:: INSTRUCTIONS TO FOLLOW ::
Select the lines below containing the word "name".

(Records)
╔══
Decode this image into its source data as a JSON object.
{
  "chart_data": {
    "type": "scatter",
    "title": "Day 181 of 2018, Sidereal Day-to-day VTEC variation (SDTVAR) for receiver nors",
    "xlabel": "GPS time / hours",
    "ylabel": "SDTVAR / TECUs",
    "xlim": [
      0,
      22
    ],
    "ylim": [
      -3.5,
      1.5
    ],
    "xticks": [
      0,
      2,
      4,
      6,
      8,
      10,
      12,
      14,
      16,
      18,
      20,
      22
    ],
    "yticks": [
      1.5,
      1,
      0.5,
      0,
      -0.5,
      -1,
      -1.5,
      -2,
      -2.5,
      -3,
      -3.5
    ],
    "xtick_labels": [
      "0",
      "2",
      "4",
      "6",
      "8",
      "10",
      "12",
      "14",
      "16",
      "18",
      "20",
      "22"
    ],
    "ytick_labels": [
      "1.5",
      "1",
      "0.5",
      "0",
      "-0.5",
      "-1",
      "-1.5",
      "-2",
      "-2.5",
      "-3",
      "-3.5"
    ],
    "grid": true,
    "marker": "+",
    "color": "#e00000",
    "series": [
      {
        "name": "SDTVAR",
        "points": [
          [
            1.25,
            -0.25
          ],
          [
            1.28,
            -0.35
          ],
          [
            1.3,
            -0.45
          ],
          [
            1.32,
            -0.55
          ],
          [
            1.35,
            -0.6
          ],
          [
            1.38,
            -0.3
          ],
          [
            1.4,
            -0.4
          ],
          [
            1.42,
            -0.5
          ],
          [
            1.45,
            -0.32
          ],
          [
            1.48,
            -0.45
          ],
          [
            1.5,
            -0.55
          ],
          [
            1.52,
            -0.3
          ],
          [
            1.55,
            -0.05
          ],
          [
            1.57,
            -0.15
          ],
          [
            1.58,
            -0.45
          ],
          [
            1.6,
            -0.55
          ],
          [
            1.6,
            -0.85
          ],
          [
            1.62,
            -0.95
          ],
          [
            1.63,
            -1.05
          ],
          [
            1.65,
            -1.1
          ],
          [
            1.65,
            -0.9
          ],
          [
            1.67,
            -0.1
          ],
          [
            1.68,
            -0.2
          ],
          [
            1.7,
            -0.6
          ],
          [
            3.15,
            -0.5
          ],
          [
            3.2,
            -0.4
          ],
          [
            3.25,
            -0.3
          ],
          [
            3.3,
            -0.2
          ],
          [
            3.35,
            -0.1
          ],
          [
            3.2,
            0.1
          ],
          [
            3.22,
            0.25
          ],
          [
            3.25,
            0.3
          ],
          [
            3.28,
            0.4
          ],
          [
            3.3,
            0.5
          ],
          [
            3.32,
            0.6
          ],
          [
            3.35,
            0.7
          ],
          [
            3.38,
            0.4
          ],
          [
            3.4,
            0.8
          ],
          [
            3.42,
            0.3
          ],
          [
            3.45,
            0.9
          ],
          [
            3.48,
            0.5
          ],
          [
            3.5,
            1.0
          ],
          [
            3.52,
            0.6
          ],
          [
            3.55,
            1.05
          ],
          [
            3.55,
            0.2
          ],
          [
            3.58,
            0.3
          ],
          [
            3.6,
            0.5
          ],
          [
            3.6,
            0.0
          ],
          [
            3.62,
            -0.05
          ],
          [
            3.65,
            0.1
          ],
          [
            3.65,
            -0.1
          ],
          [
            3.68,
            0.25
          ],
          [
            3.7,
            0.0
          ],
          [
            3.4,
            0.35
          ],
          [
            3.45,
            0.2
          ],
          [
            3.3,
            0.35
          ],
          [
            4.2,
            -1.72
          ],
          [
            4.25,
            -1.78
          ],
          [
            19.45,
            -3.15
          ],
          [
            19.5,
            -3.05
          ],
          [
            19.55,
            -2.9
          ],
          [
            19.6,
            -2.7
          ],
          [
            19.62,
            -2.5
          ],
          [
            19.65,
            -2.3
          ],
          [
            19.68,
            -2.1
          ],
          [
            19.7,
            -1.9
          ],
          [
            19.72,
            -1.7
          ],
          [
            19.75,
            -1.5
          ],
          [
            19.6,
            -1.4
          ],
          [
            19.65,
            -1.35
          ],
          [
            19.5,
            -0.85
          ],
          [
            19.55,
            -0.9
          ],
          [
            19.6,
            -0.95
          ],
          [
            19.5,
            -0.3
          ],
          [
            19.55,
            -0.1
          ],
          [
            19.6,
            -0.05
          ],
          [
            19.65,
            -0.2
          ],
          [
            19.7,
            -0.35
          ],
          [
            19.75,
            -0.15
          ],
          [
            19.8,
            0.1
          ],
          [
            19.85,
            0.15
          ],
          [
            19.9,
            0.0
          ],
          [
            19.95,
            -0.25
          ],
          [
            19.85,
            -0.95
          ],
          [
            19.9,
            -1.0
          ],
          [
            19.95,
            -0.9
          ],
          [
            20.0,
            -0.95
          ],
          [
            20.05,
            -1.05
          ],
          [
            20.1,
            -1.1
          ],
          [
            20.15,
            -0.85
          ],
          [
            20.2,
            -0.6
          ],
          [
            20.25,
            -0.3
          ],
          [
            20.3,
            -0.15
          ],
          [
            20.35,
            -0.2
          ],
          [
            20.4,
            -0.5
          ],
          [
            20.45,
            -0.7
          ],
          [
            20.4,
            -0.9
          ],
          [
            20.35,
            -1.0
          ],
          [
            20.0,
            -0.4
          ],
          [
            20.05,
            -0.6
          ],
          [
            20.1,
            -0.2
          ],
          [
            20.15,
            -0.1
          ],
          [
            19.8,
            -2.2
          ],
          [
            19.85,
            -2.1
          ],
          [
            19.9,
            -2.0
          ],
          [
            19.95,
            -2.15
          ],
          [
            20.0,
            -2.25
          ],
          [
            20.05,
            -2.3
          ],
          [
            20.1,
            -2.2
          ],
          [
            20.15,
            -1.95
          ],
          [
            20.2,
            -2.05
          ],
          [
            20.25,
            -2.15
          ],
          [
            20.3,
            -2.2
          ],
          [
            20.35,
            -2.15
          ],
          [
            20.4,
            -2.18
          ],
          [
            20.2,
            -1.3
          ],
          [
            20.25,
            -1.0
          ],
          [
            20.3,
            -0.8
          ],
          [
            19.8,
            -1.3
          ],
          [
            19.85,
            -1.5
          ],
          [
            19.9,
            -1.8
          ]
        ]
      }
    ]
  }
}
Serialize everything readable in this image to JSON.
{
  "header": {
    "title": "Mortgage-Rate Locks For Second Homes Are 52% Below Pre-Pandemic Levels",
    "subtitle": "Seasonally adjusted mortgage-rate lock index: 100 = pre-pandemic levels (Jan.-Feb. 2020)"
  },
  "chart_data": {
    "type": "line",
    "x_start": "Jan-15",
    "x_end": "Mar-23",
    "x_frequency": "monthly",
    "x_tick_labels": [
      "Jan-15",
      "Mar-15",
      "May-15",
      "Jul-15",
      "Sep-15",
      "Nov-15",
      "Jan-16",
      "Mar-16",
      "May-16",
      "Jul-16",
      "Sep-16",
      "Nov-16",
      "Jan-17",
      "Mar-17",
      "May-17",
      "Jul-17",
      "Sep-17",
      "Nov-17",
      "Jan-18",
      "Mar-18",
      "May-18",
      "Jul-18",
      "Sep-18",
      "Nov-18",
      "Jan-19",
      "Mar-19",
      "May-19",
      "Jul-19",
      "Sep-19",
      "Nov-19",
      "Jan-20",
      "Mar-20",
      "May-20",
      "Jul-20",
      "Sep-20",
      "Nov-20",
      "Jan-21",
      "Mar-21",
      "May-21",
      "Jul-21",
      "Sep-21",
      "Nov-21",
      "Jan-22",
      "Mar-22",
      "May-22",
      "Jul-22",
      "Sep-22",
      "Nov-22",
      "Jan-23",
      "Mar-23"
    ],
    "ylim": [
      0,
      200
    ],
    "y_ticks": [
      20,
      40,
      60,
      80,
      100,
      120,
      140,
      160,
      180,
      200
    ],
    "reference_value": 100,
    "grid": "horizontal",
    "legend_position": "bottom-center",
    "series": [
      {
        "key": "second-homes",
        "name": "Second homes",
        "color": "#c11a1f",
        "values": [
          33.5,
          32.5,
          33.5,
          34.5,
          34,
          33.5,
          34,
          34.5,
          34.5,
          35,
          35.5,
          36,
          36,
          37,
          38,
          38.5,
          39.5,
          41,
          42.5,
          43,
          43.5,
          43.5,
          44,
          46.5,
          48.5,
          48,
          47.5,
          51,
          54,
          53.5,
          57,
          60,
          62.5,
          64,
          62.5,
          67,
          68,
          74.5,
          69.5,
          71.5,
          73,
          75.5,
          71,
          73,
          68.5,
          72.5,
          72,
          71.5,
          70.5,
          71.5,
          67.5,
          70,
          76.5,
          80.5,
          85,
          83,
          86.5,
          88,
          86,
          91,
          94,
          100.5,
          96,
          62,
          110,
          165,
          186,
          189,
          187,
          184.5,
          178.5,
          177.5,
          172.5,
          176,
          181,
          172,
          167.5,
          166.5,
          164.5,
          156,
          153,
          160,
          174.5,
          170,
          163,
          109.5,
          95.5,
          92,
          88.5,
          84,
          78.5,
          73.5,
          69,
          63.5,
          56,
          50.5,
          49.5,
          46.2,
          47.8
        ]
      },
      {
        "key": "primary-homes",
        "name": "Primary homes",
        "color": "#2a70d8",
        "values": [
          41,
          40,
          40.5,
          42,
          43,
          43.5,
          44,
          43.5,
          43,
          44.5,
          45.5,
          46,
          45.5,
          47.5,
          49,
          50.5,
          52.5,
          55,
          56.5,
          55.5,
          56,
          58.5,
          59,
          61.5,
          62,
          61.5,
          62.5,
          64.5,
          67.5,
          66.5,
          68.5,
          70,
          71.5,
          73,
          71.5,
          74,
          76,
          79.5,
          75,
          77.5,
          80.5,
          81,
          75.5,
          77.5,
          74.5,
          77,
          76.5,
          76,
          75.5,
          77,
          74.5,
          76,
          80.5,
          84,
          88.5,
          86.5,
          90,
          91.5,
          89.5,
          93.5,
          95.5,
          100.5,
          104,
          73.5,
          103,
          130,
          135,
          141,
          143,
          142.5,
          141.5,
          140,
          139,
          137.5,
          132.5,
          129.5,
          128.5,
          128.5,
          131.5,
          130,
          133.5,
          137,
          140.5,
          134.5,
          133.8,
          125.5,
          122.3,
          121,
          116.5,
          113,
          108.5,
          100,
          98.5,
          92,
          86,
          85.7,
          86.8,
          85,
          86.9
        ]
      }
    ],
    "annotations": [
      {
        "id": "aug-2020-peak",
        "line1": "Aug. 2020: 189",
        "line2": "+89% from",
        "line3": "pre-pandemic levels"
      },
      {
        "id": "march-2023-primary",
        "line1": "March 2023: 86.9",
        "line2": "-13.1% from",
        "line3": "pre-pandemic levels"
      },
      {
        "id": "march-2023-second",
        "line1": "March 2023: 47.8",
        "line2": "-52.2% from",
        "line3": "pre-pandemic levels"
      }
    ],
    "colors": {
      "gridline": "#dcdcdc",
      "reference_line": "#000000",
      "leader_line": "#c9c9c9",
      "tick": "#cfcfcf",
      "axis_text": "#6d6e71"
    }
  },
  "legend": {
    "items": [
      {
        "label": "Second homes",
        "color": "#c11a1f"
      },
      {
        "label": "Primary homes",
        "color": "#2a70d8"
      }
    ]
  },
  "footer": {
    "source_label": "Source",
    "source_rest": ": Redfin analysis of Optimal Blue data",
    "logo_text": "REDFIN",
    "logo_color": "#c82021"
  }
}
╚══
:: FULL ANSWER ::
        "name": "SDTVAR",
        "name": "Second homes",
        "name": "Primary homes",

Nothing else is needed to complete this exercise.